What this task involves:
Select every line holding the word "JSON" and copy it.

::: Entries provided :::

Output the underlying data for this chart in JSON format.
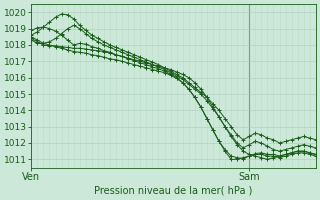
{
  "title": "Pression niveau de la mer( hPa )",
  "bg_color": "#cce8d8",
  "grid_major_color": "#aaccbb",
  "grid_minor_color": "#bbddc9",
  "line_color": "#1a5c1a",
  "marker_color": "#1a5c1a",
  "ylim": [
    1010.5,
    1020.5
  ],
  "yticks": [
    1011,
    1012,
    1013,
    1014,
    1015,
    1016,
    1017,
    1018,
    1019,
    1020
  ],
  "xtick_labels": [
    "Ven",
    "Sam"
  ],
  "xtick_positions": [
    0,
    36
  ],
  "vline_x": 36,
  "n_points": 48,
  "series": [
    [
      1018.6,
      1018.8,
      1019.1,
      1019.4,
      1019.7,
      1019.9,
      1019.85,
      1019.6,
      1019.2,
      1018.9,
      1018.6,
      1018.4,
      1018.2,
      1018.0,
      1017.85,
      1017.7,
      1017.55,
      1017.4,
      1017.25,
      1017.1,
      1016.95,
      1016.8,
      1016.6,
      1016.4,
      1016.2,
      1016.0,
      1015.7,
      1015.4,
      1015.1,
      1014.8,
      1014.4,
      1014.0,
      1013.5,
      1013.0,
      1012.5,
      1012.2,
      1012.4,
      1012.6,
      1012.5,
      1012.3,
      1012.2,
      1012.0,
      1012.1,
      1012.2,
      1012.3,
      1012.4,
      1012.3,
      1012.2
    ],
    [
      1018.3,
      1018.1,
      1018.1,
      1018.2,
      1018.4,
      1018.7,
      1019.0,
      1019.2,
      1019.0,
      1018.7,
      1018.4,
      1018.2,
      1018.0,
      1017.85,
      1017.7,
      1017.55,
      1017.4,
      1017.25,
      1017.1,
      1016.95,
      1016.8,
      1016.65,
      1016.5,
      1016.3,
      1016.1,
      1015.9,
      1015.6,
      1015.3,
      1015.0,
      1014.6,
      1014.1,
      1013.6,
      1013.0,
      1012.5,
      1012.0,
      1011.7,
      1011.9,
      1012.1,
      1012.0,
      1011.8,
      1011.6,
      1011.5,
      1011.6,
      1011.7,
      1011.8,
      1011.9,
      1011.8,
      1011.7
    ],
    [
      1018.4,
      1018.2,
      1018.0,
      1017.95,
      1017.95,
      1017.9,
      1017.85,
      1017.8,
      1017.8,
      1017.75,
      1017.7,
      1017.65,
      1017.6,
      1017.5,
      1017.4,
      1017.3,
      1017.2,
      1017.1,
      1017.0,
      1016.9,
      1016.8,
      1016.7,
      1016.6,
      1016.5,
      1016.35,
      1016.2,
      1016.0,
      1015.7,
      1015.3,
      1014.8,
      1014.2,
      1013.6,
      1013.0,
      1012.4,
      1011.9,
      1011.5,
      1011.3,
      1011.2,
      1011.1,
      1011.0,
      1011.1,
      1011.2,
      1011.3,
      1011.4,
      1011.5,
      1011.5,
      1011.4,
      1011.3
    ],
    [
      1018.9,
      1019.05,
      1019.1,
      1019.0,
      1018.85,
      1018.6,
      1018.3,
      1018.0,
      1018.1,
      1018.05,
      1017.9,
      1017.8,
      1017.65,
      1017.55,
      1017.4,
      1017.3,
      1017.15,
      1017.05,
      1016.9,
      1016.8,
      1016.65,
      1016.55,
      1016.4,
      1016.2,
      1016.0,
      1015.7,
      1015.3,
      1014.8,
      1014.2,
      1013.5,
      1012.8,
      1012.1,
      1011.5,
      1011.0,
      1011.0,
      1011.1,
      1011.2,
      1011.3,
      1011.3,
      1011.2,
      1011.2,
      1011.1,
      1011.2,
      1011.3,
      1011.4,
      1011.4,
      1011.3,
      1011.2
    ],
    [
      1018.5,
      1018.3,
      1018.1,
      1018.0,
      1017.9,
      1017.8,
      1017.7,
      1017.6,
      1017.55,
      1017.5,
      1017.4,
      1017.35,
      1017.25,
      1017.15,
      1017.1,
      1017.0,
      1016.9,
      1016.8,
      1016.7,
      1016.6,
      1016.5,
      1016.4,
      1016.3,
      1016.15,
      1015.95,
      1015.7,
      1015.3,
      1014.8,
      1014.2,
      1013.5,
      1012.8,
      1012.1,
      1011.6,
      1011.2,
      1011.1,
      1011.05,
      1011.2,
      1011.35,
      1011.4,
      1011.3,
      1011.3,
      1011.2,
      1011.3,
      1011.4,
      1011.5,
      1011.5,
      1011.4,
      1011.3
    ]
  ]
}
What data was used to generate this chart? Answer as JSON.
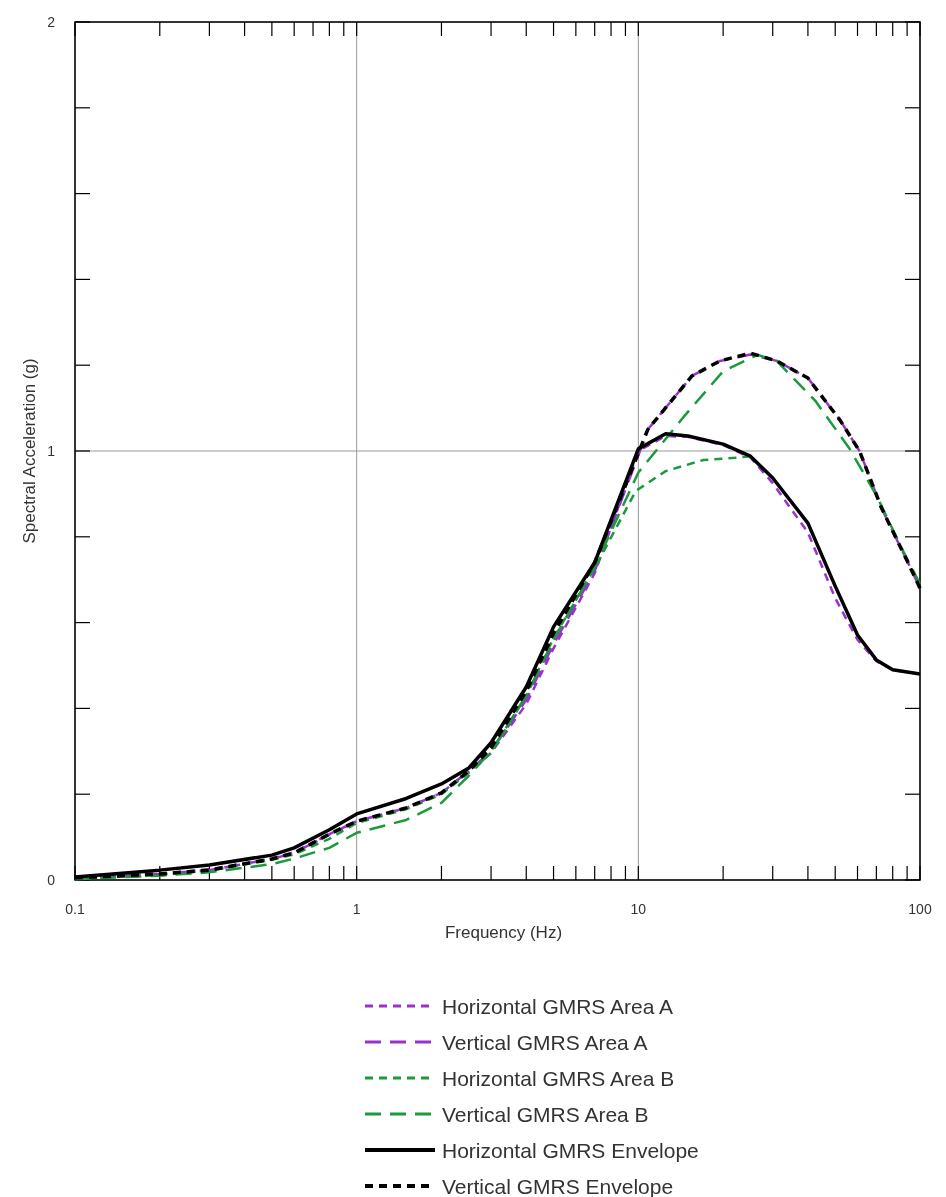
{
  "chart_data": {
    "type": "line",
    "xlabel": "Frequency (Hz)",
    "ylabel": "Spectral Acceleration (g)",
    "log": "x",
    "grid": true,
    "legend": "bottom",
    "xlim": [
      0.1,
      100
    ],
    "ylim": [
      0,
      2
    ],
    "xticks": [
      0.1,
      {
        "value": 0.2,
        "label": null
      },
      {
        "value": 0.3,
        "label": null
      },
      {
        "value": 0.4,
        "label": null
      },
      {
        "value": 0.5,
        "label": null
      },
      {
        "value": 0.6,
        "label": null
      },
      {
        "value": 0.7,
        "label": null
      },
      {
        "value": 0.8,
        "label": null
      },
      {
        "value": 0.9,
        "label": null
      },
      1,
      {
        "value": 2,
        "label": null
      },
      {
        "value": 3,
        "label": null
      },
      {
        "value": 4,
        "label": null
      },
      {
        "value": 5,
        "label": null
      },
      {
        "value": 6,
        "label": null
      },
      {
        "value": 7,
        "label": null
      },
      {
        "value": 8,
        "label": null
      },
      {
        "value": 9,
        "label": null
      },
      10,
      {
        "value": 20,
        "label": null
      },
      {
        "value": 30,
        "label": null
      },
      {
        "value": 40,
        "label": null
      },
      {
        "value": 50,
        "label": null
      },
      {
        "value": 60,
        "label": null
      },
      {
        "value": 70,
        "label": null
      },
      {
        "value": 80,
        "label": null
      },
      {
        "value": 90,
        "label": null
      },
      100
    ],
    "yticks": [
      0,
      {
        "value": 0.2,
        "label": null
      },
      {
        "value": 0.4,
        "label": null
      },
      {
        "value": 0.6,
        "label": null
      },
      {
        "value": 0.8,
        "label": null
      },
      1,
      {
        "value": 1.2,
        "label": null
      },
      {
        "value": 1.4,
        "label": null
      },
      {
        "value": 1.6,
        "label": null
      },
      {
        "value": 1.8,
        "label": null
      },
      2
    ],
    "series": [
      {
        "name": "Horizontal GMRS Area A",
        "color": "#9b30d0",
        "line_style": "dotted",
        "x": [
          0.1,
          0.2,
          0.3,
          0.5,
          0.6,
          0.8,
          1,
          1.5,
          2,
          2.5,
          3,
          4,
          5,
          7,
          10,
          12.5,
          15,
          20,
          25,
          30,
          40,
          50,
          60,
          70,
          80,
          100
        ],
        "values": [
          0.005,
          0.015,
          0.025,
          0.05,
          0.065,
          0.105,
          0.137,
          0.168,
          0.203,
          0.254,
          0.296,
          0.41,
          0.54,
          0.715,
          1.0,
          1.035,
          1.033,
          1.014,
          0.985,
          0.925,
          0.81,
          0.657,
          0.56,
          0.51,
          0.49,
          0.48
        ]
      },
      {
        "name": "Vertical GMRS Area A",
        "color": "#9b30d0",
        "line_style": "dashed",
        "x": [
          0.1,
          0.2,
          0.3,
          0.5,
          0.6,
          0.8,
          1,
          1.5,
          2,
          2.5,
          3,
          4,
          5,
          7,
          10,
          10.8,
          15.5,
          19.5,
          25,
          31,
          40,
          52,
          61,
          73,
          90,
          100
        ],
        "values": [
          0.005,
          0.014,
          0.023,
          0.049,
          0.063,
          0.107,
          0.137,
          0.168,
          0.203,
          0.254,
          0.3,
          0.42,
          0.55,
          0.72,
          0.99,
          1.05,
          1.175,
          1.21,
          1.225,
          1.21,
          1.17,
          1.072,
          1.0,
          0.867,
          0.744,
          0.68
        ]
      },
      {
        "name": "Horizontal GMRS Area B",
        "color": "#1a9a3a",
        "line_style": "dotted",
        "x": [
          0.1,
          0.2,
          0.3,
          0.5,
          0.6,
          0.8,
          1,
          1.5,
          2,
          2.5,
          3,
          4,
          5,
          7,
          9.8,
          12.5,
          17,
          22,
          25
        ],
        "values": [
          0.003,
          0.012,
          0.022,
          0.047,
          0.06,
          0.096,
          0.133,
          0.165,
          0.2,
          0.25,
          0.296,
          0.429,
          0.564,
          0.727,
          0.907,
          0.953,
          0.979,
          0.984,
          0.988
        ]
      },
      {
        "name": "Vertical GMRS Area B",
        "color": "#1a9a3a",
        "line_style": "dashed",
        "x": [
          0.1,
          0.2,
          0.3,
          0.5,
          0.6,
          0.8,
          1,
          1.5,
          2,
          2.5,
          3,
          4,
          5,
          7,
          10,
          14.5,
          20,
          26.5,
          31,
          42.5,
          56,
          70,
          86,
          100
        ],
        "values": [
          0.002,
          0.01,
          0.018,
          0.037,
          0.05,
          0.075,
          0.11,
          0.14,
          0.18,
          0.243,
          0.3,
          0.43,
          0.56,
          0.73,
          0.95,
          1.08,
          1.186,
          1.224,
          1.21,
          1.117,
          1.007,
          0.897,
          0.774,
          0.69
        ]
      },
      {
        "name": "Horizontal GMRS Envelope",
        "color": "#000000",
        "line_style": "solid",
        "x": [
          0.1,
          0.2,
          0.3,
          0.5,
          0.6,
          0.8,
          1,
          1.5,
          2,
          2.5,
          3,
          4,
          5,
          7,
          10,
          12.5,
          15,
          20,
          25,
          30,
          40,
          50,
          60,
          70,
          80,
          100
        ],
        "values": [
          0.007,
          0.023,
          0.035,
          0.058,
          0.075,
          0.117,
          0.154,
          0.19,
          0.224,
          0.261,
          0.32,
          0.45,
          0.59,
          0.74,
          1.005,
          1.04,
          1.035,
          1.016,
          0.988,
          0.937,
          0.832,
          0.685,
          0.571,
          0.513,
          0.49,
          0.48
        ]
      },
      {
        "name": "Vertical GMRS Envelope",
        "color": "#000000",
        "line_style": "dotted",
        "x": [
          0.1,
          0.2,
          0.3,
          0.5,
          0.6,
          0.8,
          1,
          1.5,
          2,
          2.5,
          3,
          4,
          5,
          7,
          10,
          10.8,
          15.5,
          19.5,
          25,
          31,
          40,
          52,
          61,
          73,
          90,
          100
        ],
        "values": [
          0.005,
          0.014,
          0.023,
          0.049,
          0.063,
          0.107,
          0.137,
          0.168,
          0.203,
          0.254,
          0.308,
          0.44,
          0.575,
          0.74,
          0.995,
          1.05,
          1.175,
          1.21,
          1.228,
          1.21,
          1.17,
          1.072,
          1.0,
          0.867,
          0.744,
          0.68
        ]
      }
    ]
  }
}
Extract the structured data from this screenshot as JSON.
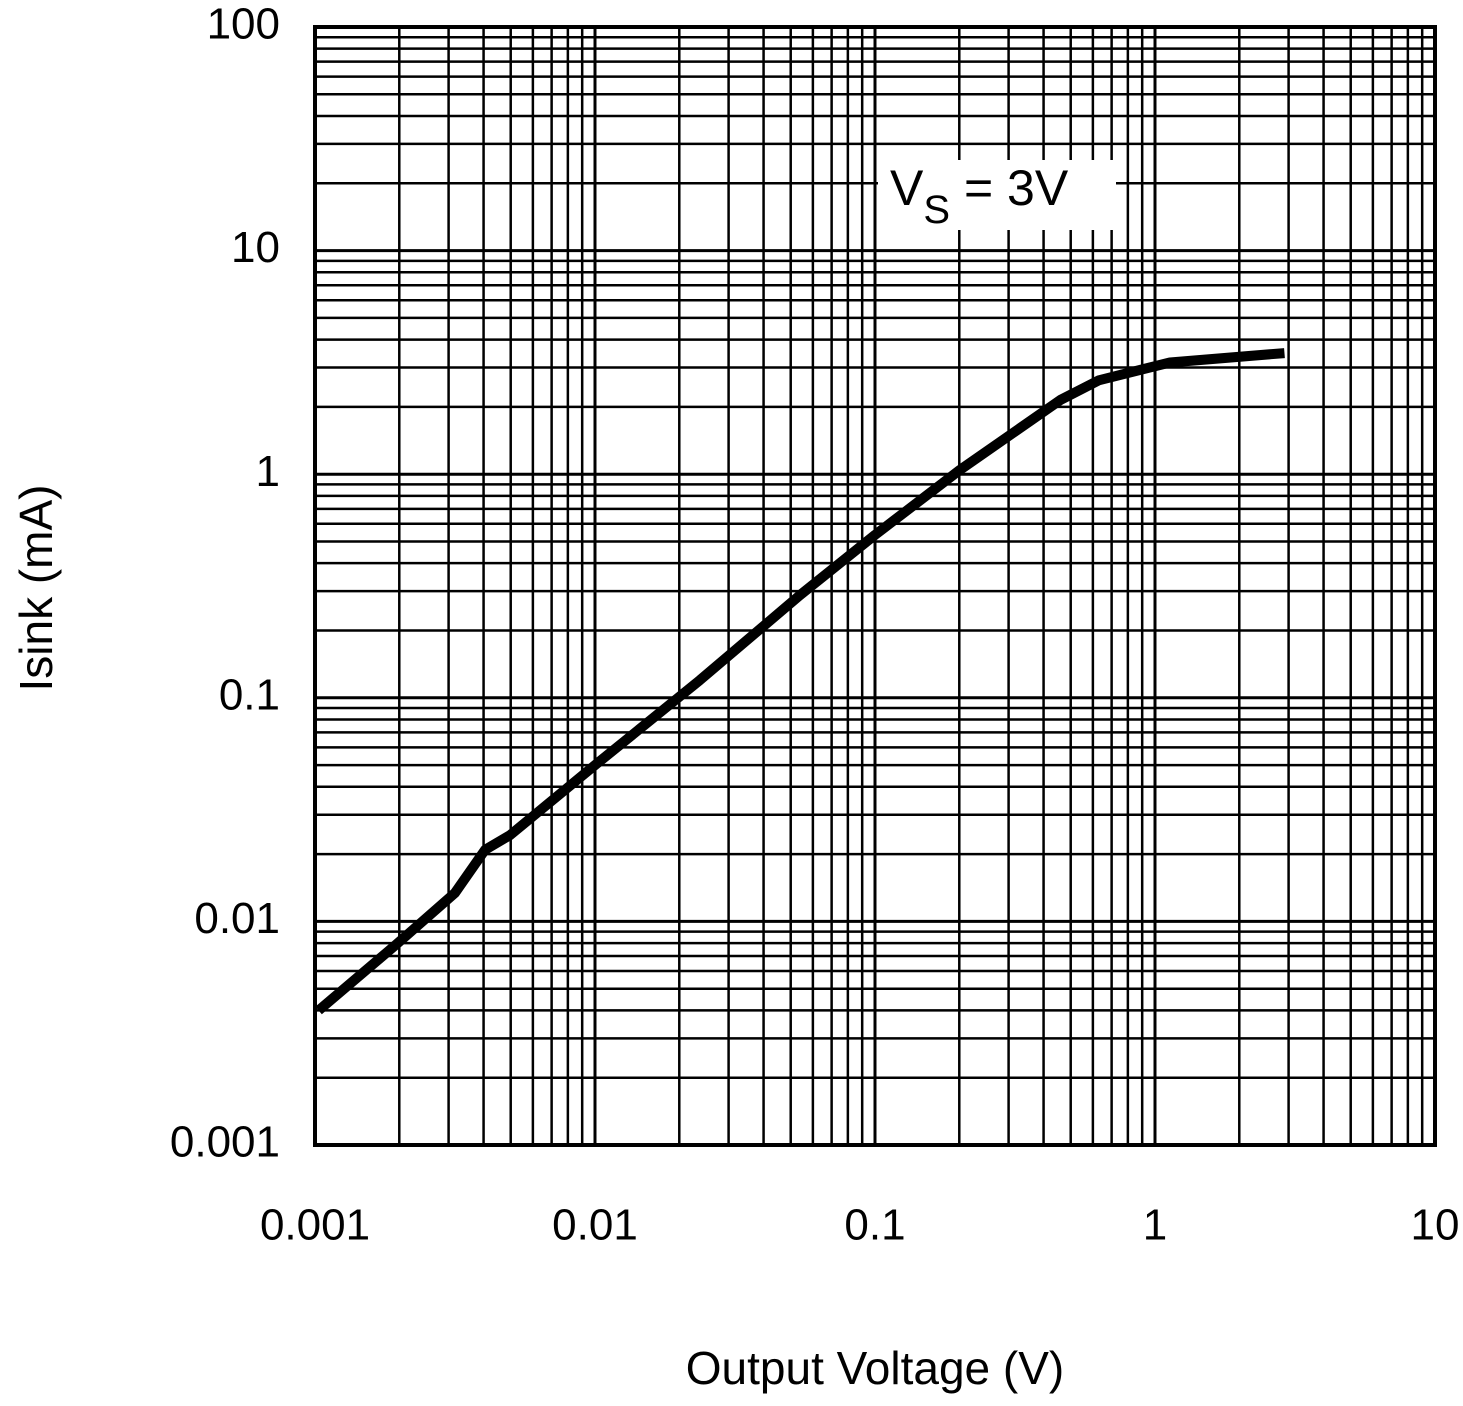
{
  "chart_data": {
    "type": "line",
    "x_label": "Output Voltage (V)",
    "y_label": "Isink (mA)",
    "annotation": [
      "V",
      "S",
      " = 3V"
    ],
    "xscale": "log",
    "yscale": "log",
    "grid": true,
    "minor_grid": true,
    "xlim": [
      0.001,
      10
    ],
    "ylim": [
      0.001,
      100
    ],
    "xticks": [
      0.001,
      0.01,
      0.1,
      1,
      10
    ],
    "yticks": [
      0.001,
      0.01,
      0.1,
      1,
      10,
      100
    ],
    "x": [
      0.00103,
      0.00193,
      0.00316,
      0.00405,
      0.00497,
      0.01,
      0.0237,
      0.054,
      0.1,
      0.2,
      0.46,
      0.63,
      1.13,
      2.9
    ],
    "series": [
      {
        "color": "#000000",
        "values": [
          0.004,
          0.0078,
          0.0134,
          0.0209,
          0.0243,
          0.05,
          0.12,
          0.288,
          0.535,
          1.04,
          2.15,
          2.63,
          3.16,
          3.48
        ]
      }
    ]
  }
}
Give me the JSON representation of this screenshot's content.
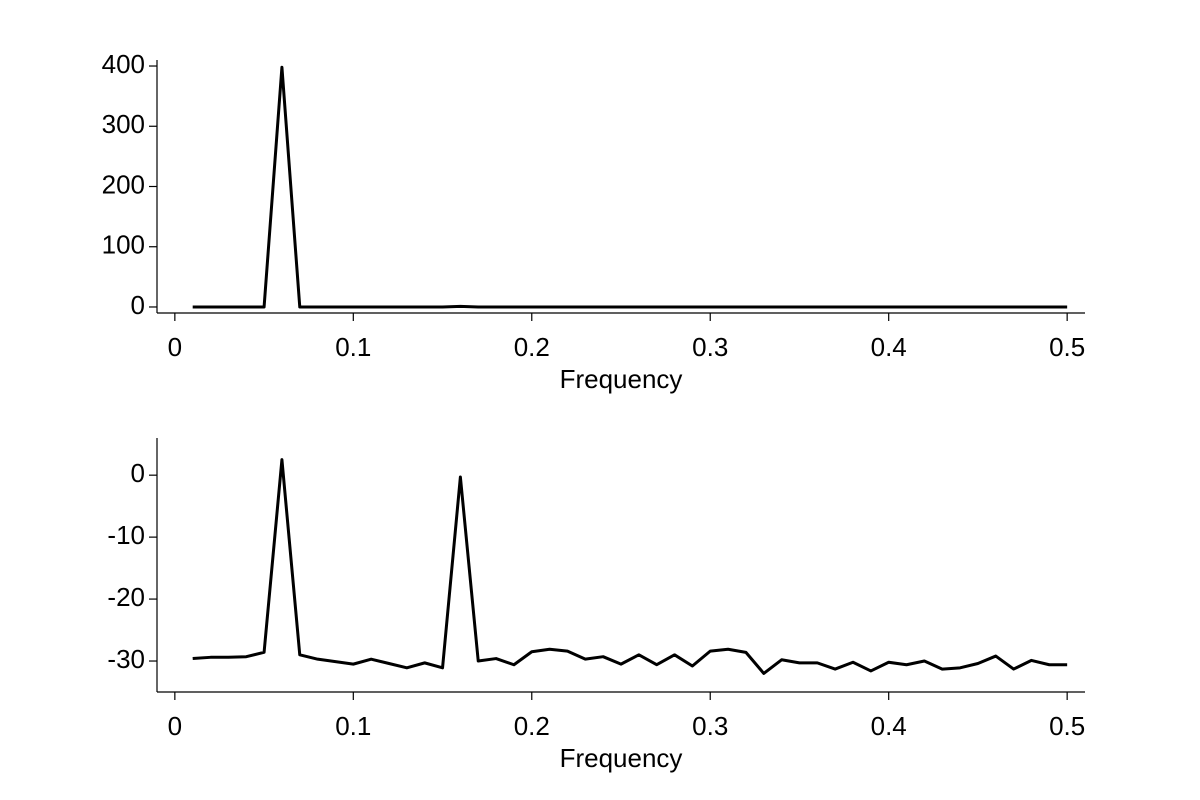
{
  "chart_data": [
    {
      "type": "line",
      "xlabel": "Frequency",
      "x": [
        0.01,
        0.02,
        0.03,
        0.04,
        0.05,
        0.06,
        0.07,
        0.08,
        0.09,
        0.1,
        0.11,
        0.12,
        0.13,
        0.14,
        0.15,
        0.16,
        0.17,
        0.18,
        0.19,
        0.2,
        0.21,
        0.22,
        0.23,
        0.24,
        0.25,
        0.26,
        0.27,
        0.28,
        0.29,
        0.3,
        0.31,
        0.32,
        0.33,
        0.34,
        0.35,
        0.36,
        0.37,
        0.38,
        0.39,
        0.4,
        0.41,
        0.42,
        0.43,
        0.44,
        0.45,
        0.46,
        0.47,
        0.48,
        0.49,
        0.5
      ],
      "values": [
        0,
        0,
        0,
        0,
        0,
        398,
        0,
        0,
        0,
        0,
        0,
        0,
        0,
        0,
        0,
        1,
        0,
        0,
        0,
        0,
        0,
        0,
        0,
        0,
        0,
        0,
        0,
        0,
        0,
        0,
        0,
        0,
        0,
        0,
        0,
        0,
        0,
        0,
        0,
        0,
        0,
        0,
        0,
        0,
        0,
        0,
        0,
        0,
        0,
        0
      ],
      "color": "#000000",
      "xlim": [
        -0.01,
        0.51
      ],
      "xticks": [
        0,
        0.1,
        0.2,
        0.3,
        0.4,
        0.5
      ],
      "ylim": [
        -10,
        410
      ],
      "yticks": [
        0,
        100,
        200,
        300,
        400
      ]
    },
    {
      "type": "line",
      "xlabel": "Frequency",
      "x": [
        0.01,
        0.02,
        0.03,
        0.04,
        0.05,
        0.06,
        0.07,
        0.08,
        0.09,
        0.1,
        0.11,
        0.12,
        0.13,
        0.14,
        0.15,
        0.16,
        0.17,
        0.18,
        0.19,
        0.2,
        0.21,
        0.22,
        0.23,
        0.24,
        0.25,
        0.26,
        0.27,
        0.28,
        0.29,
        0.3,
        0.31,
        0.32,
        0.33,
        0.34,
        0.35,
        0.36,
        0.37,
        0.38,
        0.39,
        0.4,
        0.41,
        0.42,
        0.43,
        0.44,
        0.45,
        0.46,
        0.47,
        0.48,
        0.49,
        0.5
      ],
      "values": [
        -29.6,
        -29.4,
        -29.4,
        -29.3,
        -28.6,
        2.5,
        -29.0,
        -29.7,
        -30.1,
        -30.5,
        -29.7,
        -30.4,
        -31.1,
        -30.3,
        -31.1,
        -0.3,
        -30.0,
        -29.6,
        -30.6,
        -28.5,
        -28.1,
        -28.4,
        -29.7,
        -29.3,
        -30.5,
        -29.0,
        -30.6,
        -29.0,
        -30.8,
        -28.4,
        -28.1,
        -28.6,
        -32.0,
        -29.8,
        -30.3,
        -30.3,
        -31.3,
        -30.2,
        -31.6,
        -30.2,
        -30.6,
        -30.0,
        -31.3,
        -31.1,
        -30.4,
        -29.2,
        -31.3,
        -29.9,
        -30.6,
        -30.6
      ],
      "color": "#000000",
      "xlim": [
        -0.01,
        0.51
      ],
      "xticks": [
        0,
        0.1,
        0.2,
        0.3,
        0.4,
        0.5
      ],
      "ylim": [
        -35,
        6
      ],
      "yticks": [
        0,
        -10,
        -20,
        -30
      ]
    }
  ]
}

:::

Reply to the exercise:
Output the underlying data for this chart in JSON format.
What data was used to generate this chart? Answer as JSON.
Extract the structured data from this screenshot as JSON.
Give me the JSON representation of this screenshot's content.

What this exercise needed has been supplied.